Source data
---

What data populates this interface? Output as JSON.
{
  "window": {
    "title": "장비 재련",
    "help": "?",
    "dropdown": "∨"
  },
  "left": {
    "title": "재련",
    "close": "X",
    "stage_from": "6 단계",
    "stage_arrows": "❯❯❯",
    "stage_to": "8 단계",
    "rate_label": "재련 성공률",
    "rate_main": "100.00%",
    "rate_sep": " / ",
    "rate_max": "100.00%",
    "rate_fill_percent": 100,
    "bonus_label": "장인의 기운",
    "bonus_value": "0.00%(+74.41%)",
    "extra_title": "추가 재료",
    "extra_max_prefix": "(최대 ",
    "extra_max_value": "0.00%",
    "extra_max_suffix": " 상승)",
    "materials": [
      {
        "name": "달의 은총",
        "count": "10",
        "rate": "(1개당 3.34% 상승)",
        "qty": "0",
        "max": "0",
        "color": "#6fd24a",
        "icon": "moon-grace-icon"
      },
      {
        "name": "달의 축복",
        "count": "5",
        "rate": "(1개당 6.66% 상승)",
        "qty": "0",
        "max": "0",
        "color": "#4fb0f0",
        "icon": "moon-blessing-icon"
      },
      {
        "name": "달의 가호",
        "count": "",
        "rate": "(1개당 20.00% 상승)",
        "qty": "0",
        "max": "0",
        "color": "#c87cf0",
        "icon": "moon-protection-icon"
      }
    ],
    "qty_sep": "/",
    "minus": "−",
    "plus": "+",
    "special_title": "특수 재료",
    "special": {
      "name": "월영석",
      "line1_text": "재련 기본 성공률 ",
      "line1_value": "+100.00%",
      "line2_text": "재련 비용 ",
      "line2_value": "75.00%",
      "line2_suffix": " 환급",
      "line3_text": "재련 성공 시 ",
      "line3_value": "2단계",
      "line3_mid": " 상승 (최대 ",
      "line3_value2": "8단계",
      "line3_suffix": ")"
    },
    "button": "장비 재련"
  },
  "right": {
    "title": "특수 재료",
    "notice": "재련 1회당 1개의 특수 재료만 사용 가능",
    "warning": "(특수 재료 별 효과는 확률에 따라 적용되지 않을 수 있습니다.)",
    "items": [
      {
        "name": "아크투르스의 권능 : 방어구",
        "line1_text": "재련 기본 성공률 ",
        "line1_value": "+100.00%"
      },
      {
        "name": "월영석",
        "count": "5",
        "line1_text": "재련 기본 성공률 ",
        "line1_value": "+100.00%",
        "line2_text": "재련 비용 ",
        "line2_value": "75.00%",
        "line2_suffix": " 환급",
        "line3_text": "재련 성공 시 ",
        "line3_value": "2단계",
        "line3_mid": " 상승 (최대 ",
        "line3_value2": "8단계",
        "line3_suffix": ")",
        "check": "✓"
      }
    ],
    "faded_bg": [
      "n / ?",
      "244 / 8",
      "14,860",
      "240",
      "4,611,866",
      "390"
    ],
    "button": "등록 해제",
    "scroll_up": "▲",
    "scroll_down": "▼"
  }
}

---

JOB:
Print the material once more, exactly.

EXERCISE OUTPUT:
What data populates this interface? Output as JSON.
{
  "window": {
    "title": "장비 재련",
    "help": "?",
    "dropdown": "∨"
  },
  "left": {
    "title": "재련",
    "close": "X",
    "stage_from": "6 단계",
    "stage_arrows": "❯❯❯",
    "stage_to": "8 단계",
    "rate_label": "재련 성공률",
    "rate_main": "100.00%",
    "rate_sep": " / ",
    "rate_max": "100.00%",
    "rate_fill_percent": 100,
    "bonus_label": "장인의 기운",
    "bonus_value": "0.00%(+74.41%)",
    "extra_title": "추가 재료",
    "extra_max_prefix": "(최대 ",
    "extra_max_value": "0.00%",
    "extra_max_suffix": " 상승)",
    "materials": [
      {
        "name": "달의 은총",
        "count": "10",
        "rate": "(1개당 3.34% 상승)",
        "qty": "0",
        "max": "0",
        "color": "#6fd24a",
        "icon": "moon-grace-icon"
      },
      {
        "name": "달의 축복",
        "count": "5",
        "rate": "(1개당 6.66% 상승)",
        "qty": "0",
        "max": "0",
        "color": "#4fb0f0",
        "icon": "moon-blessing-icon"
      },
      {
        "name": "달의 가호",
        "count": "",
        "rate": "(1개당 20.00% 상승)",
        "qty": "0",
        "max": "0",
        "color": "#c87cf0",
        "icon": "moon-protection-icon"
      }
    ],
    "qty_sep": "/",
    "minus": "−",
    "plus": "+",
    "special_title": "특수 재료",
    "special": {
      "name": "월영석",
      "line1_text": "재련 기본 성공률 ",
      "line1_value": "+100.00%",
      "line2_text": "재련 비용 ",
      "line2_value": "75.00%",
      "line2_suffix": " 환급",
      "line3_text": "재련 성공 시 ",
      "line3_value": "2단계",
      "line3_mid": " 상승 (최대 ",
      "line3_value2": "8단계",
      "line3_suffix": ")"
    },
    "button": "장비 재련"
  },
  "right": {
    "title": "특수 재료",
    "notice": "재련 1회당 1개의 특수 재료만 사용 가능",
    "warning": "(특수 재료 별 효과는 확률에 따라 적용되지 않을 수 있습니다.)",
    "items": [
      {
        "name": "아크투르스의 권능 : 방어구",
        "line1_text": "재련 기본 성공률 ",
        "line1_value": "+100.00%"
      },
      {
        "name": "월영석",
        "count": "5",
        "line1_text": "재련 기본 성공률 ",
        "line1_value": "+100.00%",
        "line2_text": "재련 비용 ",
        "line2_value": "75.00%",
        "line2_suffix": " 환급",
        "line3_text": "재련 성공 시 ",
        "line3_value": "2단계",
        "line3_mid": " 상승 (최대 ",
        "line3_value2": "8단계",
        "line3_suffix": ")",
        "check": "✓"
      }
    ],
    "faded_bg": [
      "n / ?",
      "244 / 8",
      "14,860",
      "240",
      "4,611,866",
      "390"
    ],
    "button": "등록 해제",
    "scroll_up": "▲",
    "scroll_down": "▼"
  }
}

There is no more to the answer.